REQUEST: Write the records below out in full, character for character, with no pictures.

>> start

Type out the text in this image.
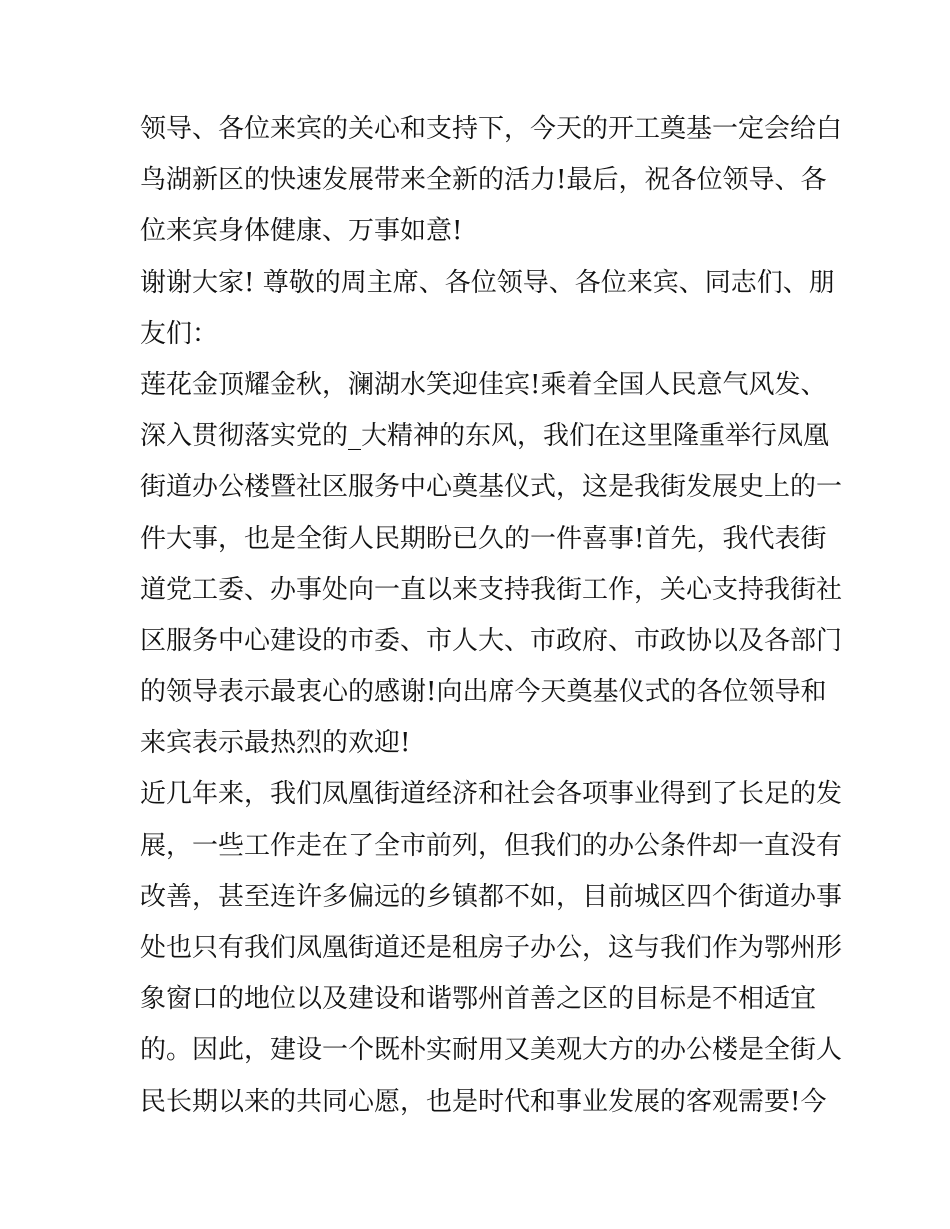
领导、各位来宾的关心和支持下，今天的开工奠基一定会给白
鸟湖新区的快速发展带来全新的活力!最后，祝各位领导、各
位来宾身体健康、万事如意!
谢谢大家! 尊敬的周主席、各位领导、各位来宾、同志们、朋
友们：
莲花金顶耀金秋，澜湖水笑迎佳宾!乘着全国人民意气风发、
深入贯彻落实党的_大精神的东风，我们在这里隆重举行凤凰
街道办公楼暨社区服务中心奠基仪式，这是我街发展史上的一
件大事，也是全街人民期盼已久的一件喜事!首先，我代表街
道党工委、办事处向一直以来支持我街工作，关心支持我街社
区服务中心建设的市委、市人大、市政府、市政协以及各部门
的领导表示最衷心的感谢!向出席今天奠基仪式的各位领导和
来宾表示最热烈的欢迎!
近几年来，我们凤凰街道经济和社会各项事业得到了长足的发
展，一些工作走在了全市前列，但我们的办公条件却一直没有
改善，甚至连许多偏远的乡镇都不如，目前城区四个街道办事
处也只有我们凤凰街道还是租房子办公，这与我们作为鄂州形
象窗口的地位以及建设和谐鄂州首善之区的目标是不相适宜
的。因此，建设一个既朴实耐用又美观大方的办公楼是全街人
民长期以来的共同心愿，也是时代和事业发展的客观需要!今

>> end

SOLVED EXERCISE:
Type out the text in this image.
领导、各位来宾的关心和支持下，今天的开工奠基一定会给白
鸟湖新区的快速发展带来全新的活力!最后，祝各位领导、各
位来宾身体健康、万事如意!
谢谢大家! 尊敬的周主席、各位领导、各位来宾、同志们、朋
友们：
莲花金顶耀金秋，澜湖水笑迎佳宾!乘着全国人民意气风发、
深入贯彻落实党的_大精神的东风，我们在这里隆重举行凤凰
街道办公楼暨社区服务中心奠基仪式，这是我街发展史上的一
件大事，也是全街人民期盼已久的一件喜事!首先，我代表街
道党工委、办事处向一直以来支持我街工作，关心支持我街社
区服务中心建设的市委、市人大、市政府、市政协以及各部门
的领导表示最衷心的感谢!向出席今天奠基仪式的各位领导和
来宾表示最热烈的欢迎!
近几年来，我们凤凰街道经济和社会各项事业得到了长足的发
展，一些工作走在了全市前列，但我们的办公条件却一直没有
改善，甚至连许多偏远的乡镇都不如，目前城区四个街道办事
处也只有我们凤凰街道还是租房子办公，这与我们作为鄂州形
象窗口的地位以及建设和谐鄂州首善之区的目标是不相适宜
的。因此，建设一个既朴实耐用又美观大方的办公楼是全街人
民长期以来的共同心愿，也是时代和事业发展的客观需要!今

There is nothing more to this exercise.